--- TASK BRIEF ---
Count the lines in the material below that contain the string "highlight", matching case exactly, and state only the number.

Spatial layout entries:
((

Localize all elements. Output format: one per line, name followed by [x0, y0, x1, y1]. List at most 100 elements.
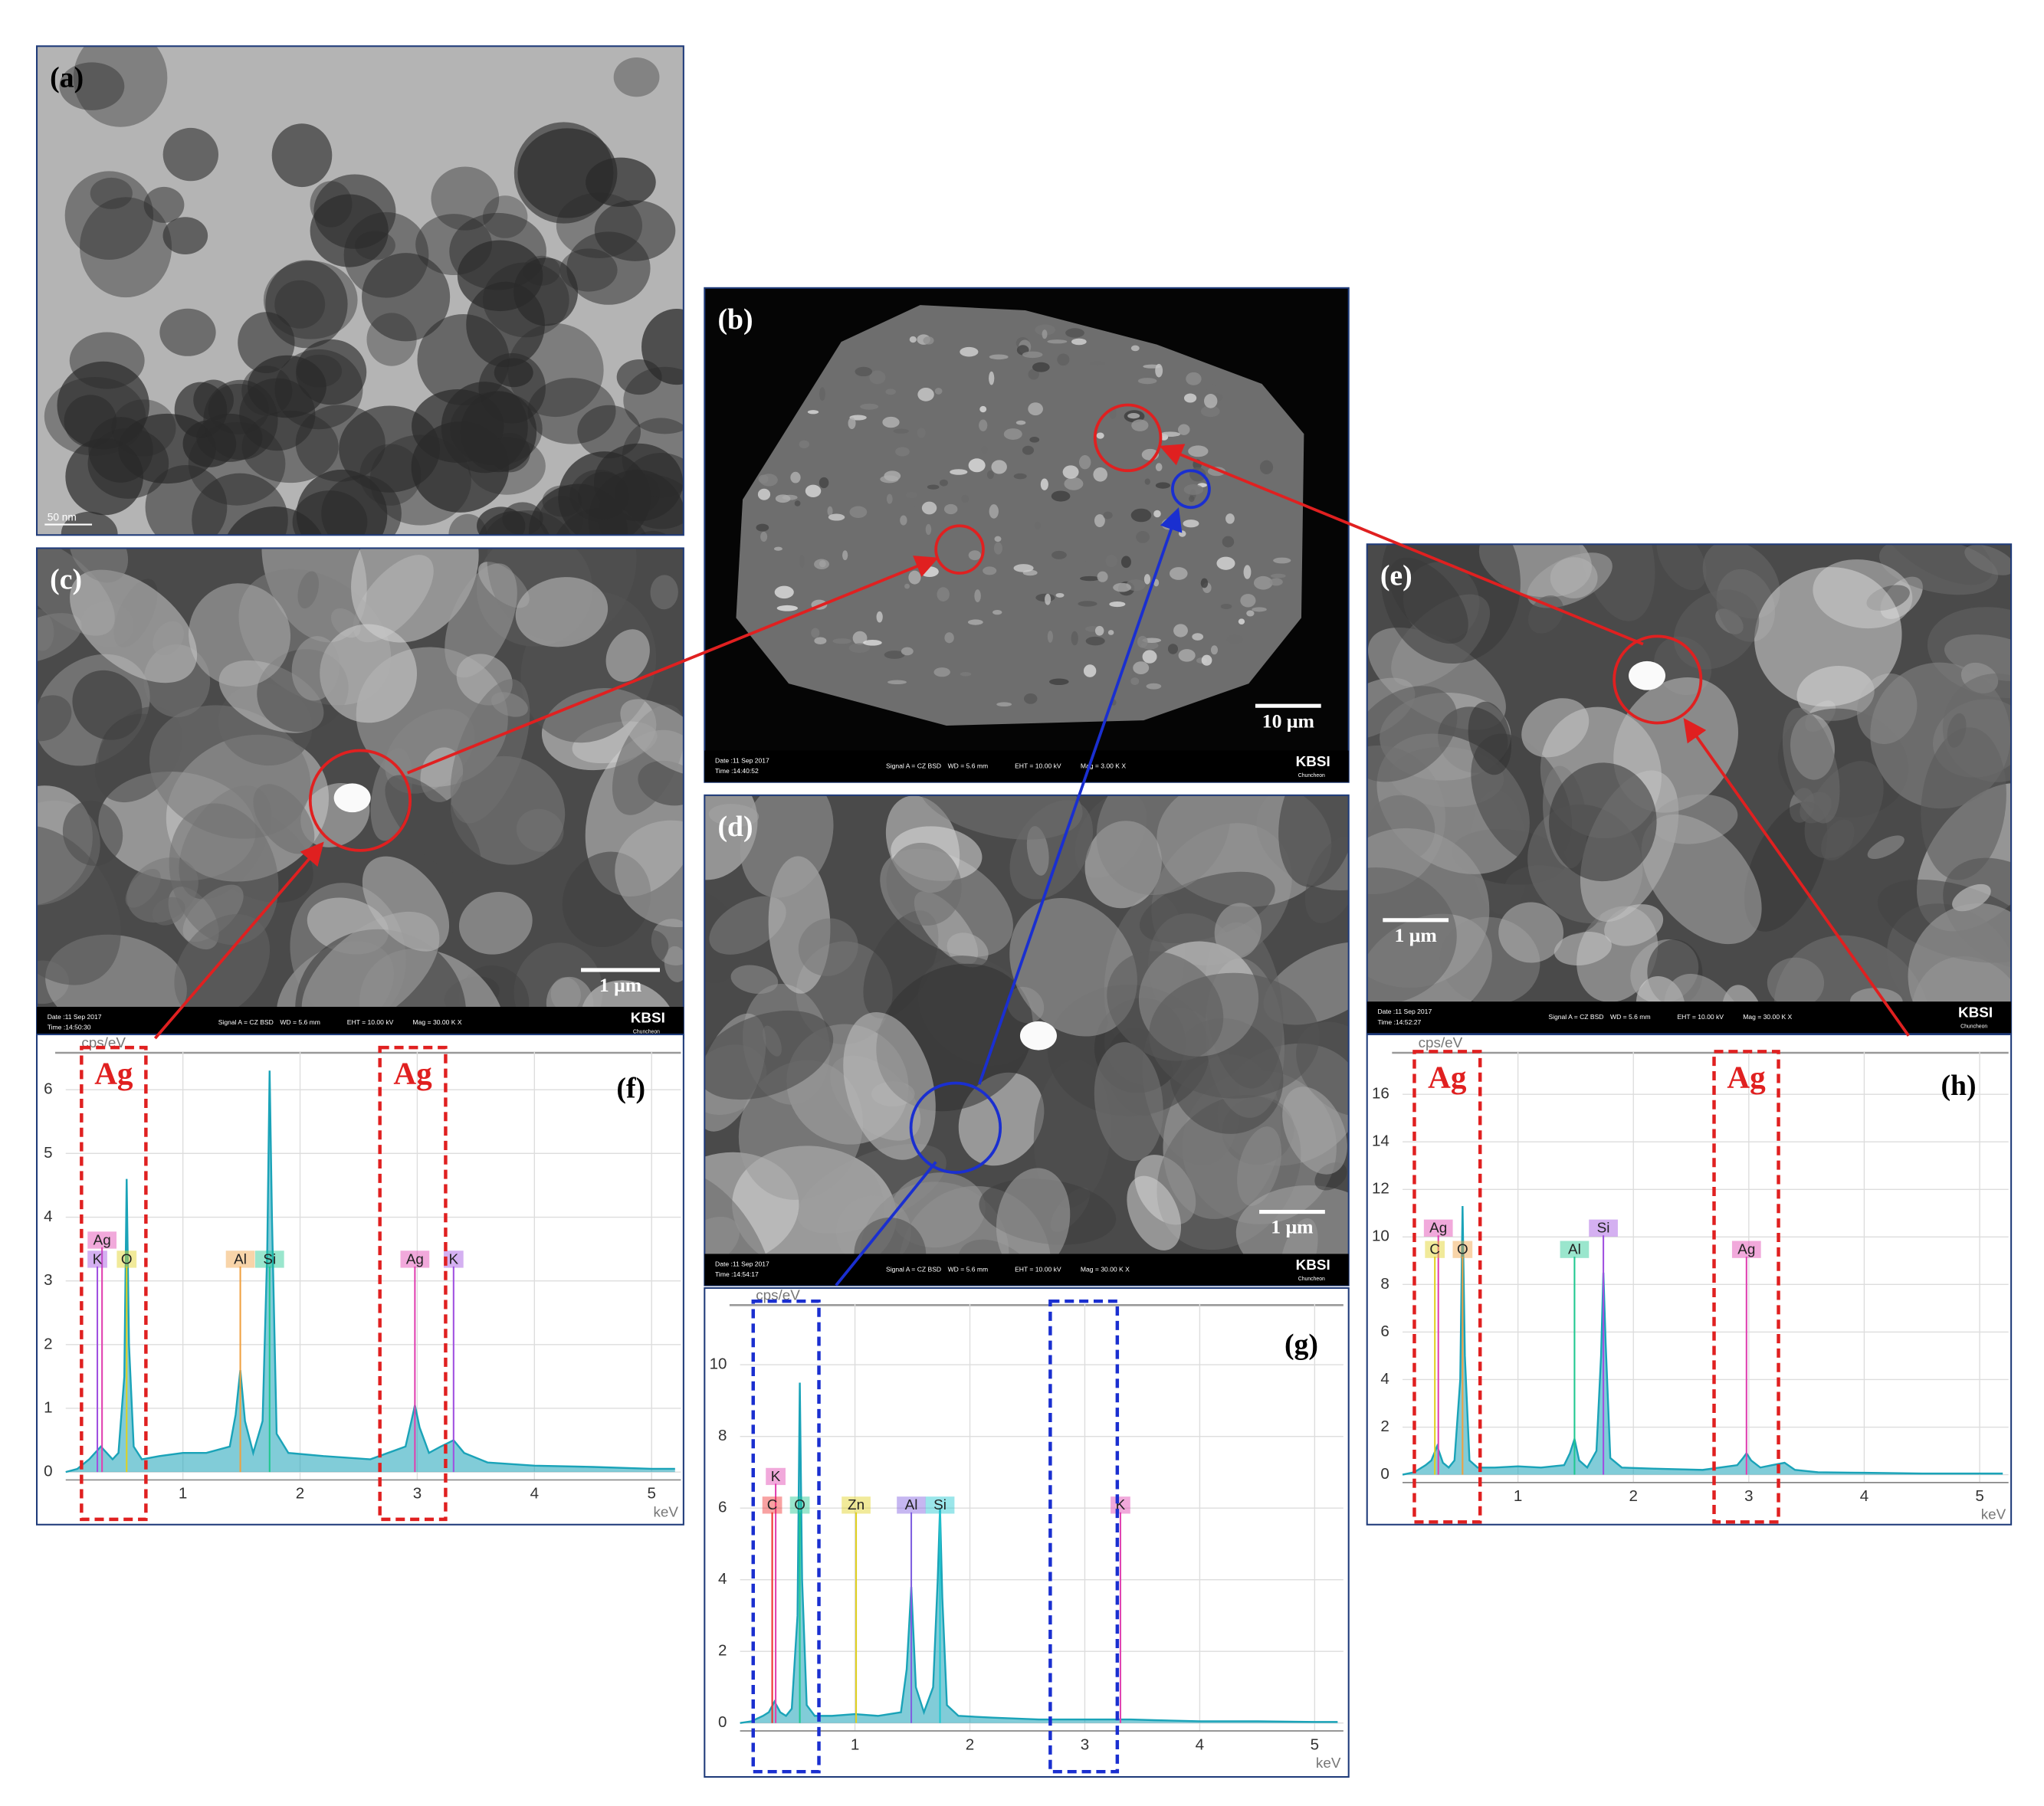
particle — [111, 399, 176, 457]
texture — [1167, 644, 1179, 654]
texture — [967, 619, 983, 625]
info-text: Time :14:40:52 — [715, 767, 759, 775]
texture — [921, 501, 937, 515]
texture — [775, 494, 791, 503]
x-axis-label: keV — [653, 1503, 678, 1519]
texture — [1550, 557, 1598, 598]
particle — [145, 465, 228, 536]
element-tag — [1425, 1241, 1445, 1258]
texture — [968, 458, 986, 473]
image-content — [1366, 544, 2012, 1034]
particle — [566, 231, 651, 305]
connector — [1683, 718, 1910, 1037]
texture — [37, 695, 72, 742]
texture — [1754, 567, 1902, 707]
highlight-circle — [1613, 634, 1703, 725]
info-bar — [37, 1006, 684, 1039]
y-tick-label: 10 — [710, 1355, 727, 1373]
texture — [1366, 686, 1458, 782]
panel-label: (e) — [1380, 560, 1412, 592]
texture — [814, 637, 827, 644]
texture — [1127, 1175, 1182, 1250]
texture — [1155, 463, 1163, 472]
texture — [1096, 432, 1104, 439]
x-tick-label: 1 — [1514, 1487, 1522, 1505]
texture — [1137, 378, 1157, 385]
y-tick-label: 4 — [1380, 1370, 1389, 1388]
particle — [90, 177, 133, 209]
texture — [799, 555, 805, 568]
texture — [1186, 372, 1202, 385]
info-text: Time :14:52:27 — [1377, 1018, 1421, 1026]
texture — [925, 523, 932, 536]
texture — [1090, 361, 1106, 366]
texture — [1155, 363, 1163, 378]
texture — [1022, 445, 1035, 455]
chart-frame — [1366, 1033, 2013, 1526]
texture — [901, 647, 914, 656]
micrograph: (a) 50 nm — [35, 45, 684, 536]
texture — [886, 493, 893, 504]
chart-frame — [704, 1286, 1350, 1778]
info-text: EHT = 10.00 kV — [347, 1018, 394, 1026]
texture — [799, 440, 809, 449]
particle — [641, 309, 684, 385]
highlight-circle — [934, 524, 985, 575]
scale-bar-label: 10 μm — [1262, 710, 1314, 732]
texture — [893, 428, 909, 434]
texture — [960, 346, 979, 357]
x-tick-label: 3 — [1744, 1487, 1753, 1505]
texture — [1641, 814, 1762, 945]
texture — [1078, 601, 1097, 607]
texture — [1094, 514, 1105, 527]
texture — [1782, 707, 1840, 824]
element-tag — [254, 1250, 284, 1268]
info-text: EHT = 10.00 kV — [1677, 1013, 1724, 1021]
x-tick-label: 3 — [1081, 1736, 1089, 1753]
info-text: EHT = 10.00 kV — [1015, 762, 1061, 769]
element-tag — [1452, 1241, 1473, 1258]
texture — [1009, 800, 1094, 900]
texture — [1109, 601, 1126, 608]
y-tick-label: 14 — [1372, 1132, 1389, 1150]
x-tick-label: 5 — [647, 1485, 655, 1503]
connector — [835, 1161, 937, 1286]
texture — [937, 587, 950, 601]
info-brand: KBSI — [1296, 1257, 1330, 1273]
texture — [1269, 578, 1283, 586]
y-tick-label: 4 — [718, 1570, 727, 1588]
texture — [981, 445, 988, 454]
texture — [730, 965, 779, 994]
element-tag — [842, 1496, 871, 1514]
texture — [886, 842, 962, 926]
highlight-circle — [1170, 469, 1211, 510]
texture — [1189, 495, 1195, 503]
element-label: Zn — [848, 1496, 865, 1513]
info-text: Mag = 3.00 K X — [1081, 762, 1127, 769]
info-text: EHT = 10.00 kV — [1015, 1265, 1061, 1273]
texture — [827, 506, 833, 516]
texture — [814, 559, 829, 570]
texture — [776, 605, 798, 611]
texture — [1094, 625, 1104, 636]
texture — [620, 699, 684, 776]
texture — [1045, 593, 1052, 605]
highlight-circle — [1093, 403, 1163, 473]
info-site: Chuncheon — [1298, 1277, 1325, 1282]
texture — [1142, 650, 1157, 664]
texture — [943, 503, 958, 515]
particle — [143, 186, 185, 223]
texture — [1064, 477, 1084, 490]
highlight-label: Ag — [1428, 1059, 1467, 1094]
element-tag — [116, 1250, 137, 1268]
particle — [159, 308, 216, 356]
info-text: Time :14:50:30 — [48, 1024, 91, 1031]
texture — [1094, 1042, 1163, 1162]
texture — [934, 388, 943, 395]
texture — [863, 910, 939, 1019]
texture — [1120, 556, 1131, 569]
texture — [996, 702, 1012, 707]
texture — [1200, 578, 1209, 588]
texture — [515, 577, 609, 647]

))

--- REPLY ---
5